Exercise: Compute the number of lines that include the string "JSON", then output that number and nothing else.

# # #

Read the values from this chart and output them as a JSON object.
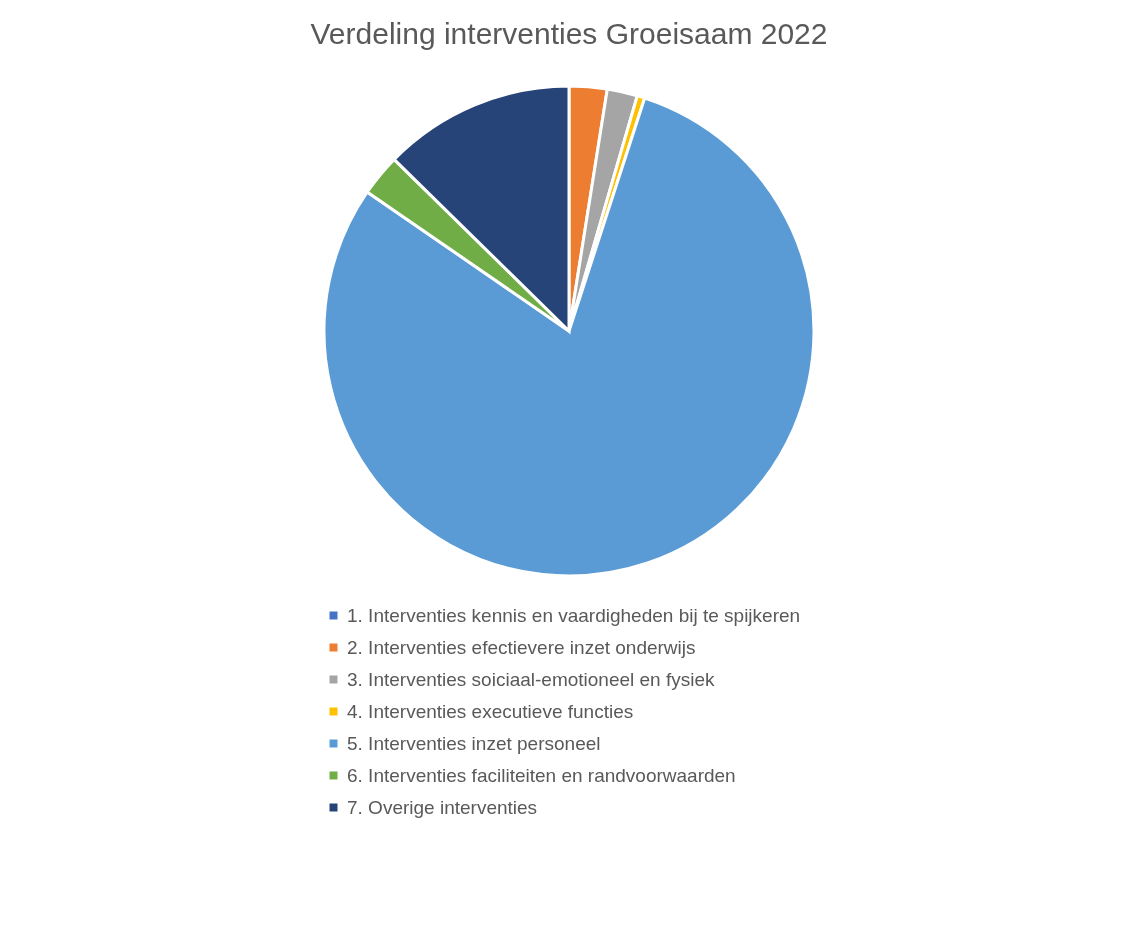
{
  "chart_data": {
    "type": "pie",
    "title": "Verdeling interventies Groeisaam 2022",
    "categories": [
      "1. Interventies kennis en vaardigheden bij  te spijkeren",
      "2. Interventies efectievere inzet onderwijs",
      "3. Interventies soiciaal-emotioneel en fysiek",
      "4. Interventies executieve functies",
      "5. Interventies inzet personeel",
      "6. Interventies faciliteiten en randvoorwaarden",
      "7. Overige interventies"
    ],
    "values": [
      0,
      2.5,
      2,
      0.5,
      79.6,
      2.75,
      12.65
    ],
    "colors": [
      "#4472c4",
      "#ed7d31",
      "#a5a5a5",
      "#ffc000",
      "#5b9bd5",
      "#70ad47",
      "#264478"
    ],
    "legend": "bottom"
  }
}
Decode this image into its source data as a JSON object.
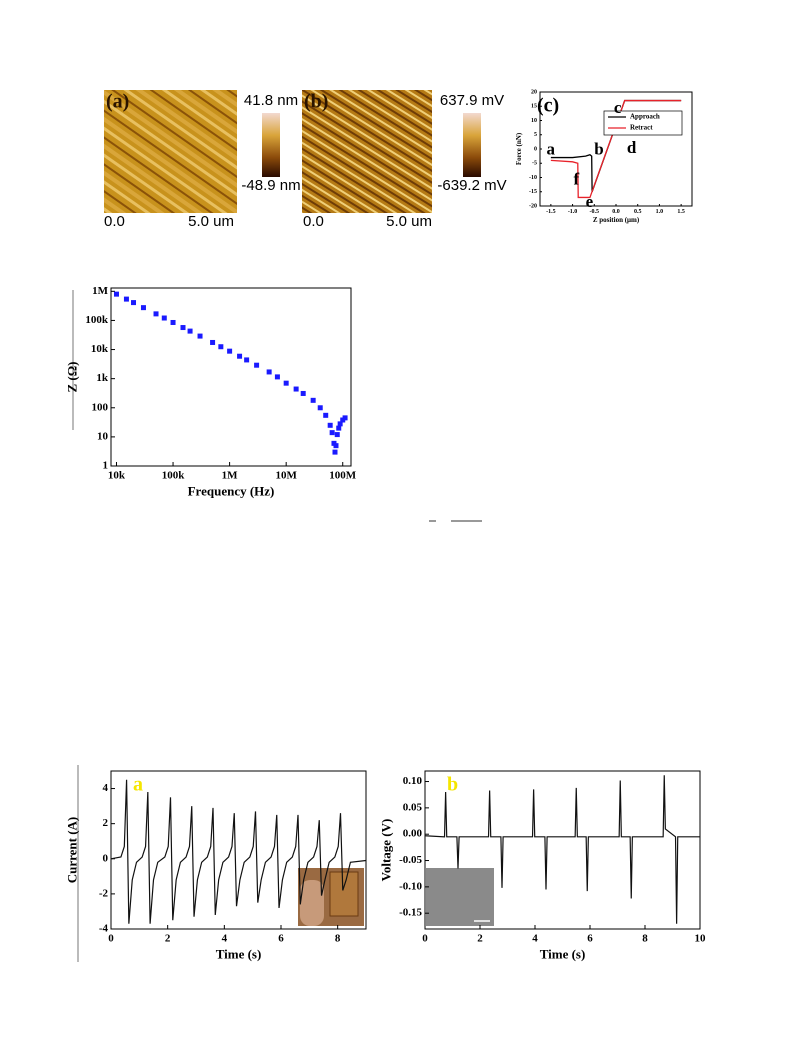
{
  "afm": [
    {
      "label": "(a)",
      "scale_max": "41.8 nm",
      "scale_min": "-48.9 nm",
      "x_start": "0.0",
      "x_end": "5.0 um"
    },
    {
      "label": "(b)",
      "scale_max": "637.9 mV",
      "scale_min": "-639.2 mV",
      "x_start": "0.0",
      "x_end": "5.0 um"
    }
  ],
  "chart_data": [
    {
      "type": "line",
      "panel_label": "(c)",
      "x_label": "Z position (μm)",
      "y_label": "Force (nN)",
      "xlim": [
        -1.75,
        1.75
      ],
      "xticks": [
        -1.5,
        {
          "value": -1,
          "label": "-1.0"
        },
        -0.5,
        {
          "value": 0,
          "label": "0.0"
        },
        0.5,
        {
          "value": 1,
          "label": "1.0"
        },
        1.5
      ],
      "ylim": [
        -20,
        20
      ],
      "yticks": [
        -20,
        -15,
        -10,
        -5,
        0,
        5,
        10,
        15,
        20
      ],
      "legend": "upper-right",
      "series": [
        {
          "name": "Approach",
          "color": "#000000",
          "x": [
            -1.5,
            -1.0,
            -0.7,
            -0.6,
            -0.56,
            -0.55,
            0.2,
            1.5
          ],
          "values": [
            -3,
            -3,
            -2.5,
            -2,
            -2.5,
            -15,
            17,
            17
          ]
        },
        {
          "name": "Retract",
          "color": "#e8222a",
          "x": [
            -1.5,
            -1.0,
            -0.88,
            -0.87,
            -0.6,
            0.2,
            1.5
          ],
          "values": [
            -4,
            -4.5,
            -5,
            -17,
            -17,
            17,
            17
          ]
        }
      ],
      "annotations": [
        "a",
        "b",
        "c",
        "d",
        "e",
        "f"
      ]
    },
    {
      "type": "scatter",
      "x_label": "Frequency (Hz)",
      "y_label": "Z (Ω)",
      "log_x": true,
      "log_y": true,
      "xlim": [
        8000,
        140000000
      ],
      "xticks": [
        {
          "value": 10000,
          "label": "10k"
        },
        {
          "value": 100000,
          "label": "100k"
        },
        {
          "value": 1000000,
          "label": "1M"
        },
        {
          "value": 10000000,
          "label": "10M"
        },
        {
          "value": 100000000,
          "label": "100M"
        }
      ],
      "ylim": [
        1,
        1300000
      ],
      "yticks": [
        1,
        10,
        100,
        {
          "value": 1000,
          "label": "1k"
        },
        {
          "value": 10000,
          "label": "10k"
        },
        {
          "value": 100000,
          "label": "100k"
        },
        {
          "value": 1000000,
          "label": "1M"
        }
      ],
      "series": [
        {
          "color": "#1a1aff",
          "x": [
            10000,
            15000,
            20000,
            30000,
            50000,
            70000,
            100000,
            150000,
            200000,
            300000,
            500000,
            700000,
            1000000,
            1500000,
            2000000,
            3000000,
            5000000,
            7000000,
            10000000,
            15000000,
            20000000,
            30000000,
            40000000,
            50000000,
            60000000,
            65000000,
            70000000,
            73000000,
            76000000,
            80000000,
            85000000,
            90000000,
            100000000,
            110000000
          ],
          "values": [
            800000,
            540000,
            410000,
            275000,
            168000,
            121000,
            85000,
            57000,
            43000,
            29000,
            17500,
            12500,
            8800,
            5900,
            4400,
            2900,
            1700,
            1150,
            700,
            440,
            310,
            180,
            100,
            55,
            25,
            14,
            6,
            3,
            5,
            12,
            20,
            28,
            38,
            45
          ]
        }
      ]
    },
    {
      "type": "line",
      "panel_label": "a",
      "label_color": "#f5e600",
      "x_label": "Time (s)",
      "y_label": "Current (A)",
      "xlim": [
        0,
        9
      ],
      "xticks": [
        0,
        2,
        4,
        6,
        8
      ],
      "ylim": [
        -4,
        5
      ],
      "yticks": [
        -4,
        -2,
        0,
        2,
        4
      ],
      "series": [
        {
          "color": "#111111",
          "x": [
            0,
            0.35,
            0.47,
            0.55,
            0.63,
            0.75,
            0.9,
            1.1,
            1.22,
            1.3,
            1.38,
            1.5,
            1.65,
            1.9,
            2.02,
            2.1,
            2.18,
            2.3,
            2.45,
            2.65,
            2.77,
            2.85,
            2.93,
            3.05,
            3.2,
            3.4,
            3.52,
            3.6,
            3.68,
            3.8,
            3.95,
            4.15,
            4.27,
            4.35,
            4.43,
            4.55,
            4.7,
            4.9,
            5.02,
            5.1,
            5.18,
            5.3,
            5.45,
            5.65,
            5.77,
            5.85,
            5.93,
            6.05,
            6.2,
            6.4,
            6.52,
            6.6,
            6.68,
            6.8,
            6.95,
            7.15,
            7.27,
            7.35,
            7.43,
            7.55,
            7.7,
            7.9,
            8.02,
            8.1,
            8.18,
            8.3,
            8.45,
            9
          ],
          "values": [
            0,
            0.1,
            0.7,
            4.5,
            -3.7,
            -1.2,
            -0.2,
            0.1,
            0.7,
            3.8,
            -3.7,
            -1.2,
            -0.2,
            0.1,
            0.7,
            3.5,
            -3.5,
            -1.2,
            -0.2,
            0.1,
            0.7,
            3.0,
            -3.3,
            -1.2,
            -0.2,
            0.1,
            0.7,
            2.9,
            -3.2,
            -1.2,
            -0.2,
            0.1,
            0.7,
            2.6,
            -2.7,
            -1.2,
            -0.2,
            0.1,
            0.7,
            2.7,
            -2.5,
            -1.2,
            -0.2,
            0.1,
            0.7,
            2.5,
            -2.8,
            -1.2,
            -0.2,
            0.1,
            0.7,
            2.5,
            -2.6,
            -1.2,
            -0.2,
            0.1,
            0.7,
            2.2,
            -2.1,
            -1.2,
            -0.2,
            0.1,
            0.7,
            2.6,
            -1.8,
            -1.2,
            -0.2,
            -0.1
          ]
        }
      ]
    },
    {
      "type": "line",
      "panel_label": "b",
      "label_color": "#f5e600",
      "x_label": "Time (s)",
      "y_label": "Voltage (V)",
      "xlim": [
        0,
        10
      ],
      "xticks": [
        0,
        2,
        4,
        6,
        8,
        10
      ],
      "ylim": [
        -0.18,
        0.12
      ],
      "yticks": [
        -0.15,
        {
          "value": -0.1,
          "label": "-0.10"
        },
        -0.05,
        {
          "value": 0,
          "label": "0.00"
        },
        0.05,
        {
          "value": 0.1,
          "label": "0.10"
        }
      ],
      "series": [
        {
          "color": "#111111",
          "x": [
            0,
            0.71,
            0.75,
            0.79,
            1.16,
            1.2,
            1.24,
            2.31,
            2.35,
            2.39,
            2.76,
            2.8,
            2.84,
            3.91,
            3.95,
            3.99,
            4.36,
            4.4,
            4.44,
            5.46,
            5.5,
            5.54,
            5.86,
            5.9,
            5.94,
            7.06,
            7.1,
            7.14,
            7.46,
            7.5,
            7.54,
            8.66,
            8.7,
            8.74,
            9.11,
            9.15,
            9.19,
            10
          ],
          "values": [
            -0.003,
            -0.005,
            0.08,
            -0.005,
            -0.005,
            -0.065,
            -0.005,
            -0.005,
            0.083,
            -0.005,
            -0.005,
            -0.102,
            -0.005,
            -0.005,
            0.085,
            -0.005,
            -0.005,
            -0.105,
            -0.005,
            -0.005,
            0.088,
            -0.005,
            -0.005,
            -0.108,
            -0.005,
            -0.005,
            0.102,
            -0.005,
            -0.005,
            -0.122,
            -0.005,
            -0.005,
            0.112,
            0.01,
            -0.005,
            -0.17,
            -0.005,
            -0.005
          ]
        }
      ]
    }
  ]
}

# # #

Reply: 2